TO BE DONE: Lines that hold the word "Type" should be located and copied.

RECORDED INFORMATION:
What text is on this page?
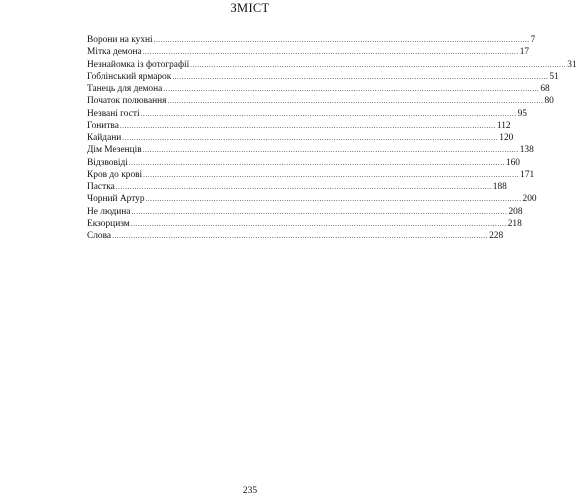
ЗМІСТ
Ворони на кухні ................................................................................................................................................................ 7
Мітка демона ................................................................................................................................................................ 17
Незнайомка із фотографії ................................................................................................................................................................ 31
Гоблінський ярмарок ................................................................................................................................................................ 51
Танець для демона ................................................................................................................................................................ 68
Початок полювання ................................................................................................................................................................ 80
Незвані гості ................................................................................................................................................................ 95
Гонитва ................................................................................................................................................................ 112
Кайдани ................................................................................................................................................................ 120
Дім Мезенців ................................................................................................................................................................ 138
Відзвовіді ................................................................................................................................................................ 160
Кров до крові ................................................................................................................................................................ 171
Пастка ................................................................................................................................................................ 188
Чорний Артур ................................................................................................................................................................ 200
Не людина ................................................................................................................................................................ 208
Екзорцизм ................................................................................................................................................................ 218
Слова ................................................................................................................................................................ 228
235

--

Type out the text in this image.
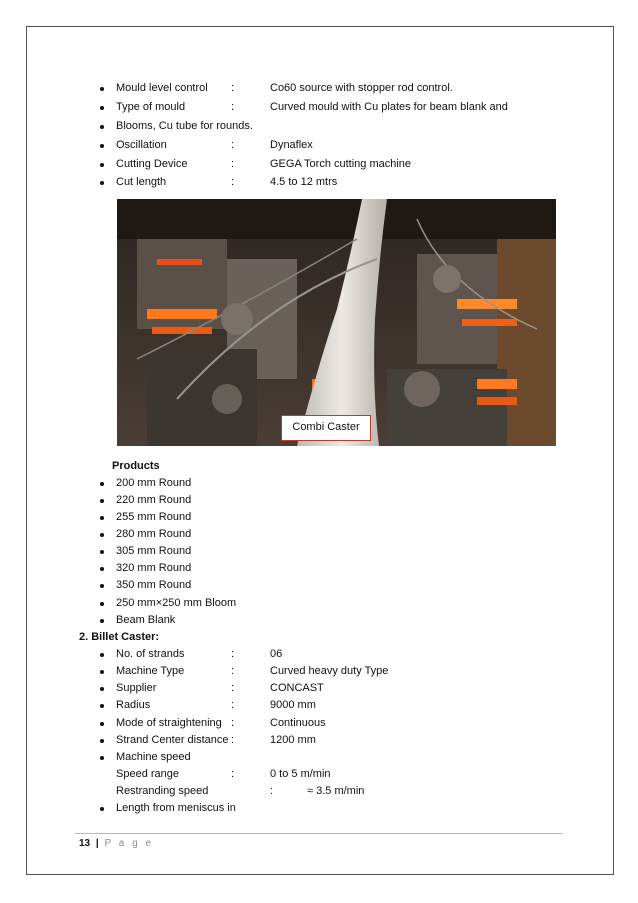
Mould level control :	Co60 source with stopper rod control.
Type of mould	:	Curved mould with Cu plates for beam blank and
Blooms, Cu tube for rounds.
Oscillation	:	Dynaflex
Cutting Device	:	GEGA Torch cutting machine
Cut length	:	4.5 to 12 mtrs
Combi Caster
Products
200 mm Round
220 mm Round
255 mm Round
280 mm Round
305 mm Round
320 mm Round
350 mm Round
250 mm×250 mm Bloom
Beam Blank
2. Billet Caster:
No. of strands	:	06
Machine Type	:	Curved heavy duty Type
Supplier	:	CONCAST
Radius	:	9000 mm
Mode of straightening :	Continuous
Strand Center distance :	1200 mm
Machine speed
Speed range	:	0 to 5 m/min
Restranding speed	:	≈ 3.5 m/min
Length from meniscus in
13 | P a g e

OUTPUT FOR THIS TASK:
Type out the text in this image.
Type of mould	:	Curved mould with Cu plates for beam blank and
Machine Type	:	Curved heavy duty Type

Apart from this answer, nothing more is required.